====== Data for this task ======

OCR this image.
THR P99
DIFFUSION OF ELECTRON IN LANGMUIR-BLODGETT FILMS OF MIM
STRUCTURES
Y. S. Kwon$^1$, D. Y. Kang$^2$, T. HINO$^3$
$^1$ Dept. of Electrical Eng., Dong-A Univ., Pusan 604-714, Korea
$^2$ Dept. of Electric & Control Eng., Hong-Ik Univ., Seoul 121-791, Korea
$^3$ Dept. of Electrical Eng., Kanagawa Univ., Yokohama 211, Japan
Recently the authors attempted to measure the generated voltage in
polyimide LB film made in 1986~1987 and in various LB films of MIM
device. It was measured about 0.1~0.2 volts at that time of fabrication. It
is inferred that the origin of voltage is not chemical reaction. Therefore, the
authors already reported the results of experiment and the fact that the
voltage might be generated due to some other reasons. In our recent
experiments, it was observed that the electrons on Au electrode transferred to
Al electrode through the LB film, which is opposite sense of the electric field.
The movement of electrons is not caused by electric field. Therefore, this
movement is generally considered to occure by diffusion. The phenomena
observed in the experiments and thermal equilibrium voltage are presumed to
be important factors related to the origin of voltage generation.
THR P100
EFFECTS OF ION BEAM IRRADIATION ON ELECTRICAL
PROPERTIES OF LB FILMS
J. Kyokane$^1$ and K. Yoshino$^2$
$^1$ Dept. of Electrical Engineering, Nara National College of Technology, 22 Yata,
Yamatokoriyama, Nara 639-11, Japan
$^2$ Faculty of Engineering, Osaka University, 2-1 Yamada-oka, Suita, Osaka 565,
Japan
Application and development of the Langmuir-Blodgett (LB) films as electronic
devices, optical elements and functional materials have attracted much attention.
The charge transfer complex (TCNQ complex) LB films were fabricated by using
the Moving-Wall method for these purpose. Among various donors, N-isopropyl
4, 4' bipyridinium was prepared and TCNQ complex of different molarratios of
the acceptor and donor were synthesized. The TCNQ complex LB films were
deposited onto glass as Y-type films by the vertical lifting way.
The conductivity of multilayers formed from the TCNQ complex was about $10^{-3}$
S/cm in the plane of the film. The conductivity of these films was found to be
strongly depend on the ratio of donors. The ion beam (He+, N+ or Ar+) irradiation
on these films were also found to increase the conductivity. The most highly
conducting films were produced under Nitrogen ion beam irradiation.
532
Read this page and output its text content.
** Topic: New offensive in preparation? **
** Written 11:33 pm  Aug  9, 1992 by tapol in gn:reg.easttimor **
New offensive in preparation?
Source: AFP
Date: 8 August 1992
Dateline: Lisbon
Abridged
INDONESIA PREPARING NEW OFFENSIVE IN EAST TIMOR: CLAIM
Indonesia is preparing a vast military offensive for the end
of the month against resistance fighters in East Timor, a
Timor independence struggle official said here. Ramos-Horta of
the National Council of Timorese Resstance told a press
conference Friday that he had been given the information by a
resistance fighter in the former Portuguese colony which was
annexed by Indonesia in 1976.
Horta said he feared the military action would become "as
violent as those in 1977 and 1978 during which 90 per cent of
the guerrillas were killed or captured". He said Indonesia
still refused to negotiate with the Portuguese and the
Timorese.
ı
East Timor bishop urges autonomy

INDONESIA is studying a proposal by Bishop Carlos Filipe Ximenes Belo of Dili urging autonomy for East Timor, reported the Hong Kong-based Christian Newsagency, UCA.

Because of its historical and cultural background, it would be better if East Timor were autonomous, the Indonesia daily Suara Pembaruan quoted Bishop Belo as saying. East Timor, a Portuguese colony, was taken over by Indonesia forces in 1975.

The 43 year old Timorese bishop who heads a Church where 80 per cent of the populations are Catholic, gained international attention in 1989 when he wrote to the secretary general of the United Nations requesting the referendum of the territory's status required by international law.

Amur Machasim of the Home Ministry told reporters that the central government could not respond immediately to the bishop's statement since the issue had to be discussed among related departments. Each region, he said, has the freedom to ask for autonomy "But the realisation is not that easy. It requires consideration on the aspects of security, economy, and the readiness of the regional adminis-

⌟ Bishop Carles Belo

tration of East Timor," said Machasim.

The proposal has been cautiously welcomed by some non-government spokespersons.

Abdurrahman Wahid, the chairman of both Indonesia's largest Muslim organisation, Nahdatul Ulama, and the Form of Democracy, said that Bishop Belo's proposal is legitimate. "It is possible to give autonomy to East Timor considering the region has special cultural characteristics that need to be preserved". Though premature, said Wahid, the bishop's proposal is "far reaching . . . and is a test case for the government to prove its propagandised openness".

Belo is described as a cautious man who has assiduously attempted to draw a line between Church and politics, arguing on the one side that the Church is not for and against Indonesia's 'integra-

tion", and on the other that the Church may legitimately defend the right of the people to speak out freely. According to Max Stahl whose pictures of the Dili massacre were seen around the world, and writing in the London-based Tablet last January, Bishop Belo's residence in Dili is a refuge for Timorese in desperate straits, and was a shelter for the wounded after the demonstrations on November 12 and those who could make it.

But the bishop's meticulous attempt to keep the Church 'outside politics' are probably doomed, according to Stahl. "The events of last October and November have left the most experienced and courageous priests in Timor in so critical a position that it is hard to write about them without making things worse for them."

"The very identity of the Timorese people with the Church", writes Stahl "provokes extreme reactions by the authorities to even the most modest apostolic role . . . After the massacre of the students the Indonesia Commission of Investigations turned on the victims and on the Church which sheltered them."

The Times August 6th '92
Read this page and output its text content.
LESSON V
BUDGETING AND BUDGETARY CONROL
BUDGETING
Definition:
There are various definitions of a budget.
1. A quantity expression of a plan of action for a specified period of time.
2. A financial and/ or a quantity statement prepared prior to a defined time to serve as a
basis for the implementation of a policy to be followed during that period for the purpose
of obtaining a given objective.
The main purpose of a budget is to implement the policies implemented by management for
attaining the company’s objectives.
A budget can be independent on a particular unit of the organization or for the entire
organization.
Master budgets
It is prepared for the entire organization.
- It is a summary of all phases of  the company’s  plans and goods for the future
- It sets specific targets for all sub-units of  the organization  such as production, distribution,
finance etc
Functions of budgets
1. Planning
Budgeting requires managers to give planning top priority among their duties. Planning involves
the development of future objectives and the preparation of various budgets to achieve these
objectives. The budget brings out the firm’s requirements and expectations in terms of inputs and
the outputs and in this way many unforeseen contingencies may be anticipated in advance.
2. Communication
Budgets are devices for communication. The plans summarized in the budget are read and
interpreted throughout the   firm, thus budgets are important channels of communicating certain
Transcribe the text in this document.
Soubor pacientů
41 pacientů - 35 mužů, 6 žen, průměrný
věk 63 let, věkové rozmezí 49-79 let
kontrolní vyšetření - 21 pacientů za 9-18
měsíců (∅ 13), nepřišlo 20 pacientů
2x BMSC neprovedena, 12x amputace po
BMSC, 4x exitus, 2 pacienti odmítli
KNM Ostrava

======

Set problem
Reproduce only the lines from the line containing "Transcribe the text in this document." to the last line of the material above, both of those lines included.

Answer below
Transcribe the text in this document.
Soubor pacientů
41 pacientů - 35 mužů, 6 žen, průměrný
věk 63 let, věkové rozmezí 49-79 let
kontrolní vyšetření - 21 pacientů za 9-18
měsíců (∅ 13), nepřišlo 20 pacientů
2x BMSC neprovedena, 12x amputace po
BMSC, 4x exitus, 2 pacienti odmítli
KNM Ostrava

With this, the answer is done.